Text section
= Beginning of Section =

2.1.  Key Derivation

   The key derivation for TLS-based EAP methods depends on the value of
   the Type-Code as defined by [IANA].  The most important definition is
   of the Type-Code:

      Type-Code  = EAP Method type

   The Type-Code is defined to be 1 octet for values smaller than 256,
   otherwise it is a 32-bit number (four octets), in network byte order.

   Unless otherewise discussed below, the key derivation functions for
   all TLS-based EAP types are defined as follows:

      Key_Material = TLS-Exporter("EXPORTER_EAP_TLS_Key_Material", Type-
      Code, 128) IV           = TLS-Exporter("EXPORTER_EAP_TLS_IV",
      Type-Code, 64) Method-Id    = TLS-
      Exporter("EXPORTER_EAP_TLS_Method-Id", Type-Code, 64) Session-Id
      = Type-Code || Method-Id MSK          = Key_Material(0, 63) EMSK
      = Key_Material(64, 127) Enc-RECV-Key = MSK(0, 31) Enc-SEND-Key =
      MSK(32, 63) RECV-IV      = IV(0, 31) SEND-IV      = IV(32, 63)

= End of Section =

(Items listed in a dataset)
= Beginning of Section =

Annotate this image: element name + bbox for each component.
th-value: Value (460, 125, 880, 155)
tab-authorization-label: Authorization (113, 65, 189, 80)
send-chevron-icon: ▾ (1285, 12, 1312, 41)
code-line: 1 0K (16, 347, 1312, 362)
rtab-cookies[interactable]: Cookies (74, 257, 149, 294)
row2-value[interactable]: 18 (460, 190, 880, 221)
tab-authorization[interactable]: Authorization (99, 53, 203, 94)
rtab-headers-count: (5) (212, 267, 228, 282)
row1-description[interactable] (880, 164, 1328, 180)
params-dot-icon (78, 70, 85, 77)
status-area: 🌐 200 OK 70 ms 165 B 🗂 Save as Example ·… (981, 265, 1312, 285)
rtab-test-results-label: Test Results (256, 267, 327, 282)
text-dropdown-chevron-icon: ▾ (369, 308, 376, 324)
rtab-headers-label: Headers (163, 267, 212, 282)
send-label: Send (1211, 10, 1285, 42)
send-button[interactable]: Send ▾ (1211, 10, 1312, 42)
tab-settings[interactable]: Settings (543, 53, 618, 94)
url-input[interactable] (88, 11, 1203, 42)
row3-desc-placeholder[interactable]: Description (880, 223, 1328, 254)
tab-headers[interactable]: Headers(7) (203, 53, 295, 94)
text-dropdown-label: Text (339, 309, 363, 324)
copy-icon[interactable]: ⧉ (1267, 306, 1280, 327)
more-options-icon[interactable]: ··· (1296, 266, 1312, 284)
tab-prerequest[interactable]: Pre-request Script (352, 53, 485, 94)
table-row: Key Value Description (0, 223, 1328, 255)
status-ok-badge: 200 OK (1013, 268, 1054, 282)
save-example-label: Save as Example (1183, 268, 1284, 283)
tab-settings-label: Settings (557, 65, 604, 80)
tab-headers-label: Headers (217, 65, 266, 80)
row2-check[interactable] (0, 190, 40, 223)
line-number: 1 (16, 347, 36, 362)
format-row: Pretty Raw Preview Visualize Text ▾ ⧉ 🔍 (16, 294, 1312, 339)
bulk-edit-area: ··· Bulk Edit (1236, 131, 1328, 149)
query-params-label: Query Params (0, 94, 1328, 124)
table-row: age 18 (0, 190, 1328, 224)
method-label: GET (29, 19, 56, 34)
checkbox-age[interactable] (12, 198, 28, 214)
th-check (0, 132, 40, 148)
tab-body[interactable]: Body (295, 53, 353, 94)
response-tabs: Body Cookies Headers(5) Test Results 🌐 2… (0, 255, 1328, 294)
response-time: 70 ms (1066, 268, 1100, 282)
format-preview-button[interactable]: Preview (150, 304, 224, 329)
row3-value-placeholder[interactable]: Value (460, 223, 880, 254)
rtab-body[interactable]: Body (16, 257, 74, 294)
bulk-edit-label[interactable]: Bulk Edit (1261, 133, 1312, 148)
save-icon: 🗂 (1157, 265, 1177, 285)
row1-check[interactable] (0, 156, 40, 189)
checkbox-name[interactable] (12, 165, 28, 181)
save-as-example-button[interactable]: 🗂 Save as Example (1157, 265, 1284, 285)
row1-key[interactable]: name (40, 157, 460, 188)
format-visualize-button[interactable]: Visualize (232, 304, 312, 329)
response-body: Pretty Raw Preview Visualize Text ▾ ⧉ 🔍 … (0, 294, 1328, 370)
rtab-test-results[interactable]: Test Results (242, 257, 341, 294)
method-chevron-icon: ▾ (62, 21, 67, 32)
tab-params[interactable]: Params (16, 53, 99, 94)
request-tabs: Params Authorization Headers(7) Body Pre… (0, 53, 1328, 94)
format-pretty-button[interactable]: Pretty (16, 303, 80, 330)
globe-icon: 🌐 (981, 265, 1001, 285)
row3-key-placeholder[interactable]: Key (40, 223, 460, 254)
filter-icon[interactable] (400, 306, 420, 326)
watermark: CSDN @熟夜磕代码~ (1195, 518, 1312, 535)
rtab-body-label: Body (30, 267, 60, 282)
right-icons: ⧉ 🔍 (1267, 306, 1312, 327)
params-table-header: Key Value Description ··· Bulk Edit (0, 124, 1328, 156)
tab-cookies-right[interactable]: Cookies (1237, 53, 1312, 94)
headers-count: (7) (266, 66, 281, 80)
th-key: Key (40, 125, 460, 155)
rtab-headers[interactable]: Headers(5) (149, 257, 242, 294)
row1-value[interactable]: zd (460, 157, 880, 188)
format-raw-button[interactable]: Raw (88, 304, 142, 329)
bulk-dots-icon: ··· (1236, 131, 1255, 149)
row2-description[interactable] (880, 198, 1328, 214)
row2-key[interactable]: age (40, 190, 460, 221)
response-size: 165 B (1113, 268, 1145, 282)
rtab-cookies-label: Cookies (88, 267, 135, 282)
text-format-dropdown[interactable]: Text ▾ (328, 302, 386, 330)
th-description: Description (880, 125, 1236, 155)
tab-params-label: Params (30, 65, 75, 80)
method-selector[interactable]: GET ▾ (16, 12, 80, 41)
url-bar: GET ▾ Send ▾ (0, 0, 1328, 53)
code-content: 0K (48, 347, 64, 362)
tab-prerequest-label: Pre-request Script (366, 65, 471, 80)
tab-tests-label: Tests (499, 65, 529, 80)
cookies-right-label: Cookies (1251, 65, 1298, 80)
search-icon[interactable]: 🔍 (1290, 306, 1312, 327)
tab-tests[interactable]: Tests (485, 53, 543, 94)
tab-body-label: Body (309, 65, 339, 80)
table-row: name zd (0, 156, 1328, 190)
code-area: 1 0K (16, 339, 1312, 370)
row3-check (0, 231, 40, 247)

= End of Section =

Exercise set
A - According to the key derivation text, how many octets long is the Type-Code when its value is smaller than 256?
B - Carry the key derivation text forward from where it stops.

Per-task answers
A - One octet.

B -
   We note that these definitions re-use the EAP-TLS exporter labels,
   and change the derivation only by adding a dependency on Type-Code.
   The reason for this change is simplicity.  There does not appear to
   be compelling reasons to make the labels method-specific, when we can
   just include the Type-Code in the key derivation.

   These definitions apply in their entirety to TTLS [RFC5281] and PEAP
   as defined in [PEAP] and [MSPEAP].  Some definitions apply to FAST
   and TEAP, with exceptions as noted below.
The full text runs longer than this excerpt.